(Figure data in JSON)
## BEGIN

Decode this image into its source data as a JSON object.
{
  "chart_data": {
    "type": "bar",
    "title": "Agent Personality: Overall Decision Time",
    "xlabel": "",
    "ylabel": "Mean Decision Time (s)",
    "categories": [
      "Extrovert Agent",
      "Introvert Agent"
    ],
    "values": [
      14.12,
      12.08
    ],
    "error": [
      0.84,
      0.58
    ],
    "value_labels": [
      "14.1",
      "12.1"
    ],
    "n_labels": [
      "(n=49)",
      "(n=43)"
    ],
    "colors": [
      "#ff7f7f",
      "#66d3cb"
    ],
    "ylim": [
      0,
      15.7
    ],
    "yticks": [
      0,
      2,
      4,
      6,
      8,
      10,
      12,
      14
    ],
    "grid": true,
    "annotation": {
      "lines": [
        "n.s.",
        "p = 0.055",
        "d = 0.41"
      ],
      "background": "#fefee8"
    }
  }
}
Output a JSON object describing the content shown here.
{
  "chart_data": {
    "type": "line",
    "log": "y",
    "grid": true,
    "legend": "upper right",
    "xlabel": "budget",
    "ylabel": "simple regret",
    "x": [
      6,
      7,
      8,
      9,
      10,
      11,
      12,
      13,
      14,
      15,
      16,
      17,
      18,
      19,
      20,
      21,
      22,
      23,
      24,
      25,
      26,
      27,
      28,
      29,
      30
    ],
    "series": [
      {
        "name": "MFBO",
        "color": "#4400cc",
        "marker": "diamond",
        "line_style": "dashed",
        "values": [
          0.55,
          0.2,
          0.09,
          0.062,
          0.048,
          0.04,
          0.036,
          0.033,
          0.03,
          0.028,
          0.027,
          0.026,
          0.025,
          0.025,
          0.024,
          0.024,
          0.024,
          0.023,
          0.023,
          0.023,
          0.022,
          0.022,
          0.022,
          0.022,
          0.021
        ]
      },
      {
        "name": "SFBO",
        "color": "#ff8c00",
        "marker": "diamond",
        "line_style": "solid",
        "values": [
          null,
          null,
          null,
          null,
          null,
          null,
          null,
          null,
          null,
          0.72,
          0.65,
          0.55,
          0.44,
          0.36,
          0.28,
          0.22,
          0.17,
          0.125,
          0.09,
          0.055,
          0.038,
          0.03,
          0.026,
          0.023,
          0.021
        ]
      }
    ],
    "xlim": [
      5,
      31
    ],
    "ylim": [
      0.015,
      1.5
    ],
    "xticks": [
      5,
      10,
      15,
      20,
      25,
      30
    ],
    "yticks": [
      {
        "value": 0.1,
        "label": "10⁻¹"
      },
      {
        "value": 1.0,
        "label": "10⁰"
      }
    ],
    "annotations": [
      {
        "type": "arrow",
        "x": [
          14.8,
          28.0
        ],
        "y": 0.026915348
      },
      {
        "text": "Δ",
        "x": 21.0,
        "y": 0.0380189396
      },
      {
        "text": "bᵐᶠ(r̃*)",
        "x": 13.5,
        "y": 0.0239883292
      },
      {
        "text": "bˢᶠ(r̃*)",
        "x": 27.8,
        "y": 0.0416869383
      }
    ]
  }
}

## END

_Task goal_: Write out the entire listing exactly.

_Task response_:
Decode this image into its source data as a JSON object.
{
  "chart_data": {
    "type": "bar",
    "title": "Agent Personality: Overall Decision Time",
    "xlabel": "",
    "ylabel": "Mean Decision Time (s)",
    "categories": [
      "Extrovert Agent",
      "Introvert Agent"
    ],
    "values": [
      14.12,
      12.08
    ],
    "error": [
      0.84,
      0.58
    ],
    "value_labels": [
      "14.1",
      "12.1"
    ],
    "n_labels": [
      "(n=49)",
      "(n=43)"
    ],
    "colors": [
      "#ff7f7f",
      "#66d3cb"
    ],
    "ylim": [
      0,
      15.7
    ],
    "yticks": [
      0,
      2,
      4,
      6,
      8,
      10,
      12,
      14
    ],
    "grid": true,
    "annotation": {
      "lines": [
        "n.s.",
        "p = 0.055",
        "d = 0.41"
      ],
      "background": "#fefee8"
    }
  }
}
Output a JSON object describing the content shown here.
{
  "chart_data": {
    "type": "line",
    "log": "y",
    "grid": true,
    "legend": "upper right",
    "xlabel": "budget",
    "ylabel": "simple regret",
    "x": [
      6,
      7,
      8,
      9,
      10,
      11,
      12,
      13,
      14,
      15,
      16,
      17,
      18,
      19,
      20,
      21,
      22,
      23,
      24,
      25,
      26,
      27,
      28,
      29,
      30
    ],
    "series": [
      {
        "name": "MFBO",
        "color": "#4400cc",
        "marker": "diamond",
        "line_style": "dashed",
        "values": [
          0.55,
          0.2,
          0.09,
          0.062,
          0.048,
          0.04,
          0.036,
          0.033,
          0.03,
          0.028,
          0.027,
          0.026,
          0.025,
          0.025,
          0.024,
          0.024,
          0.024,
          0.023,
          0.023,
          0.023,
          0.022,
          0.022,
          0.022,
          0.022,
          0.021
        ]
      },
      {
        "name": "SFBO",
        "color": "#ff8c00",
        "marker": "diamond",
        "line_style": "solid",
        "values": [
          null,
          null,
          null,
          null,
          null,
          null,
          null,
          null,
          null,
          0.72,
          0.65,
          0.55,
          0.44,
          0.36,
          0.28,
          0.22,
          0.17,
          0.125,
          0.09,
          0.055,
          0.038,
          0.03,
          0.026,
          0.023,
          0.021
        ]
      }
    ],
    "xlim": [
      5,
      31
    ],
    "ylim": [
      0.015,
      1.5
    ],
    "xticks": [
      5,
      10,
      15,
      20,
      25,
      30
    ],
    "yticks": [
      {
        "value": 0.1,
        "label": "10⁻¹"
      },
      {
        "value": 1.0,
        "label": "10⁰"
      }
    ],
    "annotations": [
      {
        "type": "arrow",
        "x": [
          14.8,
          28.0
        ],
        "y": 0.026915348
      },
      {
        "text": "Δ",
        "x": 21.0,
        "y": 0.0380189396
      },
      {
        "text": "bᵐᶠ(r̃*)",
        "x": 13.5,
        "y": 0.0239883292
      },
      {
        "text": "bˢᶠ(r̃*)",
        "x": 27.8,
        "y": 0.0416869383
      }
    ]
  }
}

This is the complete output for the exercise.